#### GOAL
Find how many lines contain the word "color" and state that number alone.

#### EXERCISE MATERIALS

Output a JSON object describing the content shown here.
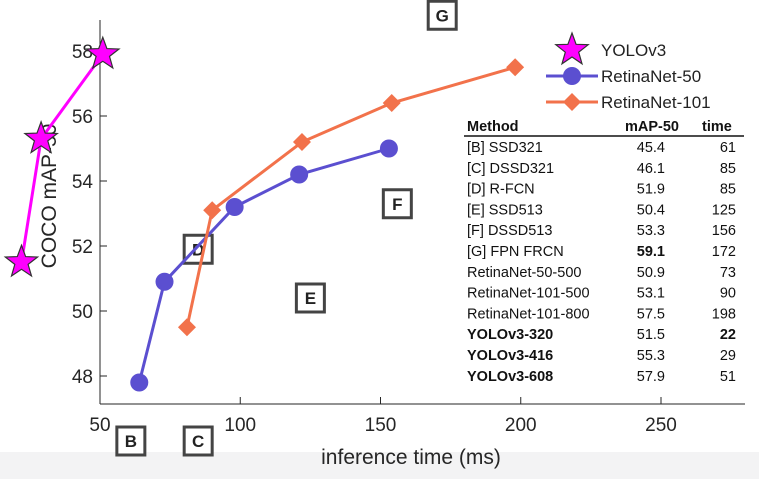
{
  "chart_data": {
    "type": "line",
    "title": "",
    "xlabel": "inference time (ms)",
    "ylabel": "COCO mAP-50",
    "xlim": [
      50,
      280
    ],
    "ylim": [
      47,
      58.5
    ],
    "xticks": [
      50,
      100,
      150,
      200,
      250
    ],
    "yticks": [
      48,
      50,
      52,
      54,
      56,
      58
    ],
    "series": [
      {
        "name": "YOLOv3",
        "color": "#ff00ff",
        "marker": "star",
        "x": [
          22,
          29,
          51
        ],
        "y": [
          51.5,
          55.3,
          57.9
        ]
      },
      {
        "name": "RetinaNet-50",
        "color": "#5b4fd0",
        "marker": "circle",
        "x": [
          64,
          73,
          98,
          121,
          153
        ],
        "y": [
          47.8,
          50.9,
          53.2,
          54.2,
          55.0
        ]
      },
      {
        "name": "RetinaNet-101",
        "color": "#f2724b",
        "marker": "diamond",
        "x": [
          81,
          90,
          122,
          154,
          198
        ],
        "y": [
          49.5,
          53.1,
          55.2,
          56.4,
          57.5
        ]
      }
    ],
    "annotations": [
      {
        "label": "B",
        "x": 61,
        "y": 46.0
      },
      {
        "label": "C",
        "x": 85,
        "y": 46.0
      },
      {
        "label": "D",
        "x": 85,
        "y": 51.9
      },
      {
        "label": "E",
        "x": 125,
        "y": 50.4
      },
      {
        "label": "F",
        "x": 156,
        "y": 53.3
      },
      {
        "label": "G",
        "x": 172,
        "y": 59.1
      }
    ],
    "table": {
      "headers": [
        "Method",
        "mAP-50",
        "time"
      ],
      "rows": [
        {
          "method": "[B] SSD321",
          "map": "45.4",
          "time": "61",
          "bold_method": false,
          "bold_map": false,
          "bold_time": false
        },
        {
          "method": "[C] DSSD321",
          "map": "46.1",
          "time": "85",
          "bold_method": false,
          "bold_map": false,
          "bold_time": false
        },
        {
          "method": "[D] R-FCN",
          "map": "51.9",
          "time": "85",
          "bold_method": false,
          "bold_map": false,
          "bold_time": false
        },
        {
          "method": "[E] SSD513",
          "map": "50.4",
          "time": "125",
          "bold_method": false,
          "bold_map": false,
          "bold_time": false
        },
        {
          "method": "[F] DSSD513",
          "map": "53.3",
          "time": "156",
          "bold_method": false,
          "bold_map": false,
          "bold_time": false
        },
        {
          "method": "[G] FPN FRCN",
          "map": "59.1",
          "time": "172",
          "bold_method": false,
          "bold_map": true,
          "bold_time": false
        },
        {
          "method": "RetinaNet-50-500",
          "map": "50.9",
          "time": "73",
          "bold_method": false,
          "bold_map": false,
          "bold_time": false
        },
        {
          "method": "RetinaNet-101-500",
          "map": "53.1",
          "time": "90",
          "bold_method": false,
          "bold_map": false,
          "bold_time": false
        },
        {
          "method": "RetinaNet-101-800",
          "map": "57.5",
          "time": "198",
          "bold_method": false,
          "bold_map": false,
          "bold_time": false
        },
        {
          "method": "YOLOv3-320",
          "map": "51.5",
          "time": "22",
          "bold_method": true,
          "bold_map": false,
          "bold_time": true
        },
        {
          "method": "YOLOv3-416",
          "map": "55.3",
          "time": "29",
          "bold_method": true,
          "bold_map": false,
          "bold_time": false
        },
        {
          "method": "YOLOv3-608",
          "map": "57.9",
          "time": "51",
          "bold_method": true,
          "bold_map": false,
          "bold_time": false
        }
      ]
    }
  }
}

#### SOLUTION FOR THIS TASK
3